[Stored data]
==========
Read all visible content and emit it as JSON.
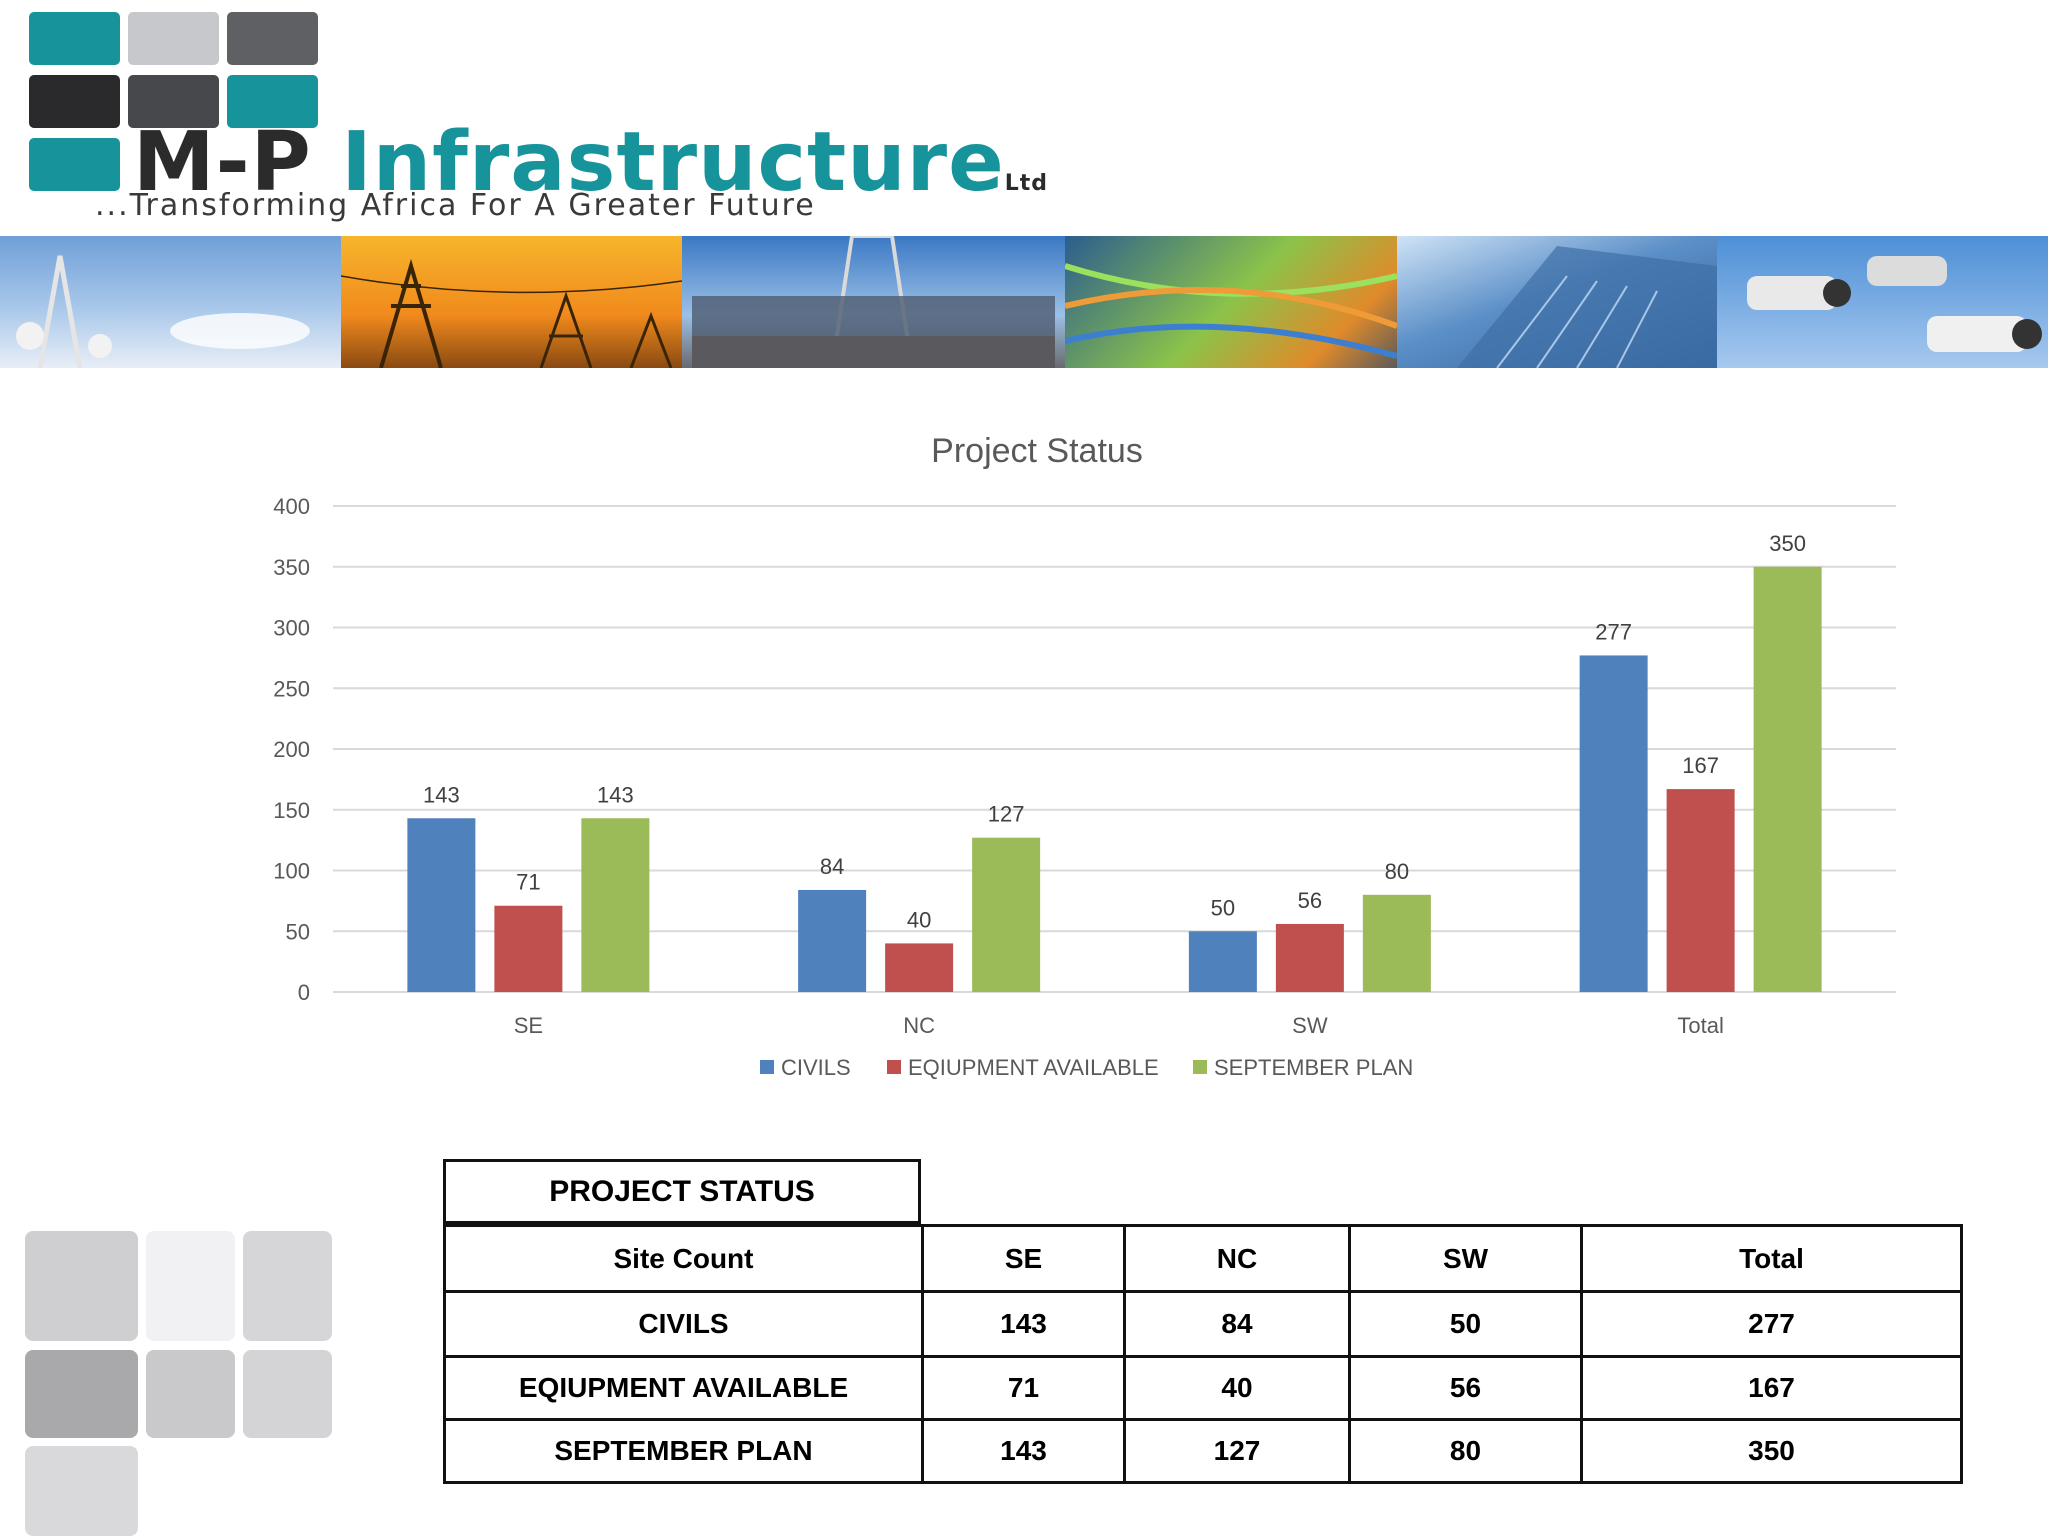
{
  "logo": {
    "name_part1": "M-P",
    "name_part2": "Infrastructure",
    "suffix": "Ltd",
    "tagline": "...Transforming Africa For A Greater Future"
  },
  "colors": {
    "civils": "#4f81bd",
    "equipment": "#c0504d",
    "plan": "#9bbb59",
    "logo_teal": "#17949b"
  },
  "chart_data": {
    "type": "bar",
    "title": "Project Status",
    "categories": [
      "SE",
      "NC",
      "SW",
      "Total"
    ],
    "series": [
      {
        "name": "CIVILS",
        "values": [
          143,
          84,
          50,
          277
        ]
      },
      {
        "name": "EQIUPMENT AVAILABLE",
        "values": [
          71,
          40,
          56,
          167
        ]
      },
      {
        "name": "SEPTEMBER PLAN",
        "values": [
          143,
          127,
          80,
          350
        ]
      }
    ],
    "ylim": [
      0,
      400
    ],
    "yticks": [
      0,
      50,
      100,
      150,
      200,
      250,
      300,
      350,
      400
    ],
    "grid": true,
    "legend": "bottom",
    "data_labels": true
  },
  "table": {
    "title": "PROJECT STATUS",
    "header": [
      "Site Count",
      "SE",
      "NC",
      "SW",
      "Total"
    ],
    "rows": [
      [
        "CIVILS",
        "143",
        "84",
        "50",
        "277"
      ],
      [
        "EQIUPMENT AVAILABLE",
        "71",
        "40",
        "56",
        "167"
      ],
      [
        "SEPTEMBER PLAN",
        "143",
        "127",
        "80",
        "350"
      ]
    ]
  }
}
==========
• [What this task involves] The material above holds pictures; copy everything else in it exactly.

• [Task result]
Read all visible content and emit it as JSON.
{
  "logo": {
    "name_part1": "M-P",
    "name_part2": "Infrastructure",
    "suffix": "Ltd",
    "tagline": "...Transforming Africa For A Greater Future"
  },
  "colors": {
    "civils": "#4f81bd",
    "equipment": "#c0504d",
    "plan": "#9bbb59",
    "logo_teal": "#17949b"
  },
  "chart_data": {
    "type": "bar",
    "title": "Project Status",
    "categories": [
      "SE",
      "NC",
      "SW",
      "Total"
    ],
    "series": [
      {
        "name": "CIVILS",
        "values": [
          143,
          84,
          50,
          277
        ]
      },
      {
        "name": "EQIUPMENT AVAILABLE",
        "values": [
          71,
          40,
          56,
          167
        ]
      },
      {
        "name": "SEPTEMBER PLAN",
        "values": [
          143,
          127,
          80,
          350
        ]
      }
    ],
    "ylim": [
      0,
      400
    ],
    "yticks": [
      0,
      50,
      100,
      150,
      200,
      250,
      300,
      350,
      400
    ],
    "grid": true,
    "legend": "bottom",
    "data_labels": true
  },
  "table": {
    "title": "PROJECT STATUS",
    "header": [
      "Site Count",
      "SE",
      "NC",
      "SW",
      "Total"
    ],
    "rows": [
      [
        "CIVILS",
        "143",
        "84",
        "50",
        "277"
      ],
      [
        "EQIUPMENT AVAILABLE",
        "71",
        "40",
        "56",
        "167"
      ],
      [
        "SEPTEMBER PLAN",
        "143",
        "127",
        "80",
        "350"
      ]
    ]
  }
}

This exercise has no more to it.